____ DATA LINES

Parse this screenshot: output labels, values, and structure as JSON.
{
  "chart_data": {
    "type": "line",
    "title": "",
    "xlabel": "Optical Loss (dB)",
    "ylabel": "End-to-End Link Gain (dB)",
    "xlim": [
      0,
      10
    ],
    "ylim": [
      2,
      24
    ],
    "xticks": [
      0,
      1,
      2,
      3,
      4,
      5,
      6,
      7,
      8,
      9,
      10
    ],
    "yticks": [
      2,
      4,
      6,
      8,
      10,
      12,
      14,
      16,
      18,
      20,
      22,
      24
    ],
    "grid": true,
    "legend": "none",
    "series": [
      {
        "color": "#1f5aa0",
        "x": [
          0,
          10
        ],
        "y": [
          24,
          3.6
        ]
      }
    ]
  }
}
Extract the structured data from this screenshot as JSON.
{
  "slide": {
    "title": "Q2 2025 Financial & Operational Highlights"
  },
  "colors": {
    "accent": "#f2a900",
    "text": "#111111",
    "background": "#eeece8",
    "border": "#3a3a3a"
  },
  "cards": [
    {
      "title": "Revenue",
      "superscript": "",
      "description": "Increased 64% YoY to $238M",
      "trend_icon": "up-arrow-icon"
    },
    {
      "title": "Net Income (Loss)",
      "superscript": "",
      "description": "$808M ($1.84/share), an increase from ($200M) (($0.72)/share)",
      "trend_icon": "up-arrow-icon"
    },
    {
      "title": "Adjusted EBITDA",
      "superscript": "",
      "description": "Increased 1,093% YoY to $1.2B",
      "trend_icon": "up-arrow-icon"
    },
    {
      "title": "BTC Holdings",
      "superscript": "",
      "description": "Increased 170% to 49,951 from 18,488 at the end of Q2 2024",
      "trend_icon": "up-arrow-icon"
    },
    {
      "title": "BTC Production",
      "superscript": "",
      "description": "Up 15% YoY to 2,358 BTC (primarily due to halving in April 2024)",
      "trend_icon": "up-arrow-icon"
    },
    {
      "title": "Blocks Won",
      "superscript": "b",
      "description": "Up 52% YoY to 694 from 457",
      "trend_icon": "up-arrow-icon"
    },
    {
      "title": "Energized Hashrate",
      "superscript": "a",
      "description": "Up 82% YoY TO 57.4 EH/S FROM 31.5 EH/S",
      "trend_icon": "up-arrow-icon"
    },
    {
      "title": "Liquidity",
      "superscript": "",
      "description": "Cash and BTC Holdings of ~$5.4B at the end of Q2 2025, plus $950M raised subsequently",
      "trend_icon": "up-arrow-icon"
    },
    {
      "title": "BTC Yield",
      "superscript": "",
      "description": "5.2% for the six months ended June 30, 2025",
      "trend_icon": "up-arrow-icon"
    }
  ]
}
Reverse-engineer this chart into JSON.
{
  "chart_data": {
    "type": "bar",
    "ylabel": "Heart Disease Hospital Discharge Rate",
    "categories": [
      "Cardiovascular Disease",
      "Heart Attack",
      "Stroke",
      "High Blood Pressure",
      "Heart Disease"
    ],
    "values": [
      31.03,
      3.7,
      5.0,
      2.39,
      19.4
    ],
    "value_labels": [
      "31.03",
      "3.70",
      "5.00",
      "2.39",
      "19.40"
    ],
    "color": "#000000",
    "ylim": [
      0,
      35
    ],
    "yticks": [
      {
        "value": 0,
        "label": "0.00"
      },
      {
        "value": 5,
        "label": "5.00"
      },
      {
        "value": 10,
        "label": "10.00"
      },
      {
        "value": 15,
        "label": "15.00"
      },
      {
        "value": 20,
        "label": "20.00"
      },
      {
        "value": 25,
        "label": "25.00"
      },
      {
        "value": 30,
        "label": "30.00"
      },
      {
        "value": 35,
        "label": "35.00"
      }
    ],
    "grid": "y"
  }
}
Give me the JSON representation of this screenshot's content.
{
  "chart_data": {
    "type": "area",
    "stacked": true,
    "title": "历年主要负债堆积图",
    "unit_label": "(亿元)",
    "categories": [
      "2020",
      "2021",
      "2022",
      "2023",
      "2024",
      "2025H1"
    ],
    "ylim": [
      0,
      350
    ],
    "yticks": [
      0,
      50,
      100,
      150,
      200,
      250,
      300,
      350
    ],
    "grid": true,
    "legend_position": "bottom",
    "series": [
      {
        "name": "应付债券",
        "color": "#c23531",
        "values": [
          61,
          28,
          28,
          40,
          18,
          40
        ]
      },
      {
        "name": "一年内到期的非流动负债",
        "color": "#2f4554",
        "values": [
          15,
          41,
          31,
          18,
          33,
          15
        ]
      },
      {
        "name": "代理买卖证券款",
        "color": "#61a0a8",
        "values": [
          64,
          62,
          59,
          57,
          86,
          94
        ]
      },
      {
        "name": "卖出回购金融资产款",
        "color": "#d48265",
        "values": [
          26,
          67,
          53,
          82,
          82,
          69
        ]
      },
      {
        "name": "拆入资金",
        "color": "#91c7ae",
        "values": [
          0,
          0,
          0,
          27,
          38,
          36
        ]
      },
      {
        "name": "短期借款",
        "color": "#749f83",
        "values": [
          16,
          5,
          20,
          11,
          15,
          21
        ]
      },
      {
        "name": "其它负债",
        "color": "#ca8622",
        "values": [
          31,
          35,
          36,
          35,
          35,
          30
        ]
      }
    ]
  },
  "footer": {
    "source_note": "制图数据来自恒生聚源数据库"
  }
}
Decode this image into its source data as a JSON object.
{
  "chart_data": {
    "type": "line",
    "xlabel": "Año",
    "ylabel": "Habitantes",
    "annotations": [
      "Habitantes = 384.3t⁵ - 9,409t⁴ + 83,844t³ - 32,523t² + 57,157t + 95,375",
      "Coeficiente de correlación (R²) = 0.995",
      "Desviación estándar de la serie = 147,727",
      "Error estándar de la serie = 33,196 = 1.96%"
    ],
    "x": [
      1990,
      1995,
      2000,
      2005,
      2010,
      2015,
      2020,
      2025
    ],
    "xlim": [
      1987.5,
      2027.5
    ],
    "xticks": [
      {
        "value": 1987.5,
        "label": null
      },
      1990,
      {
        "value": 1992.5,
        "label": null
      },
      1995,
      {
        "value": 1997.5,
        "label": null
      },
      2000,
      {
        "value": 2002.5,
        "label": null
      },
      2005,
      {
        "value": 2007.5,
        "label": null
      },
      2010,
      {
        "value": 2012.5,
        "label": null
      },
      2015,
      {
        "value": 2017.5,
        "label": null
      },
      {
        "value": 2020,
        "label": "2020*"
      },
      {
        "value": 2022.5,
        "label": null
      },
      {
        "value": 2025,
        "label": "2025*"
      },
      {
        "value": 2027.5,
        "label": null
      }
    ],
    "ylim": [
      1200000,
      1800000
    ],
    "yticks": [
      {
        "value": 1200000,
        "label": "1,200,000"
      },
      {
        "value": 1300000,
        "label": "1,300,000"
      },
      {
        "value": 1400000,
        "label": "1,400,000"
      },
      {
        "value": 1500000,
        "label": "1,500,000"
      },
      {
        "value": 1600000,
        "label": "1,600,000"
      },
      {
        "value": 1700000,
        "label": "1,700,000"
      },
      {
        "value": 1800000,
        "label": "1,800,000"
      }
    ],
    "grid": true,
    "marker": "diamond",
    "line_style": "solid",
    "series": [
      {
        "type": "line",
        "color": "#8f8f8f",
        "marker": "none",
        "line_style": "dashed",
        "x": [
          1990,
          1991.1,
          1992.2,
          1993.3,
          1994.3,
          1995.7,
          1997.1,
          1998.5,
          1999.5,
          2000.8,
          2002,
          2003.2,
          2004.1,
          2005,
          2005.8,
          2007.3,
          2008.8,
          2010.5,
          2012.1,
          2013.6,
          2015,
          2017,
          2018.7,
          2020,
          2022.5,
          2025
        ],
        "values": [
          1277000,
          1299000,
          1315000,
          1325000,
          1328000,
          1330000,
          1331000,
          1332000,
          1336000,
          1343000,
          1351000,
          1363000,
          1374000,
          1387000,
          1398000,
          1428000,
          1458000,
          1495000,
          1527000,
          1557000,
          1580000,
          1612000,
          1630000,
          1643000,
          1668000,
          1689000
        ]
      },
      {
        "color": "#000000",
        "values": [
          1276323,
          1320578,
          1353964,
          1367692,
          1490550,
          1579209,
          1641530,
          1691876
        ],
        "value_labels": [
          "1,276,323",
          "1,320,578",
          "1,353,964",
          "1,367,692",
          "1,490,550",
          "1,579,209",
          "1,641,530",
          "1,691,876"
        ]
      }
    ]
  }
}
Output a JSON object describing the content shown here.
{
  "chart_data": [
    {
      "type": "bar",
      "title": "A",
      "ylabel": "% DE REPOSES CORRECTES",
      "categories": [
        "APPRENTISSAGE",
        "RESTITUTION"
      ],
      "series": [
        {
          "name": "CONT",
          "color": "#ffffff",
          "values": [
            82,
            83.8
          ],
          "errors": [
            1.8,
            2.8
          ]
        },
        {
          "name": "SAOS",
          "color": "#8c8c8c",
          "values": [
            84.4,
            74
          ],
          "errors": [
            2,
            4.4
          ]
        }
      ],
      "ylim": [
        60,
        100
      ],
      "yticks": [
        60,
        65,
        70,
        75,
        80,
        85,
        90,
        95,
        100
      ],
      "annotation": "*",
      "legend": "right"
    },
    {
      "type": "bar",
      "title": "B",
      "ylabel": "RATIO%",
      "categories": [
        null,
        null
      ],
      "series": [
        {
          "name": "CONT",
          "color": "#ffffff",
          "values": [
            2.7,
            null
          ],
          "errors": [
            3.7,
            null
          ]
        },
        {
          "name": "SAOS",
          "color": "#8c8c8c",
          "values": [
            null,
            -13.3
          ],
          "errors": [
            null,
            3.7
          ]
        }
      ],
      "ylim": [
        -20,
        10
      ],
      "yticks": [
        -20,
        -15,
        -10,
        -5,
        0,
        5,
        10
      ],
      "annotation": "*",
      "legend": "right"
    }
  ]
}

________

▶ [STATED TASK] Pull out each line of the records holding the string "Holdings".

▶ [WRITTEN SOLUTION]
      "title": "BTC Holdings",
      "description": "Cash and BTC Holdings of ~$5.4B at the end of Q2 2025, plus $950M raised subsequently",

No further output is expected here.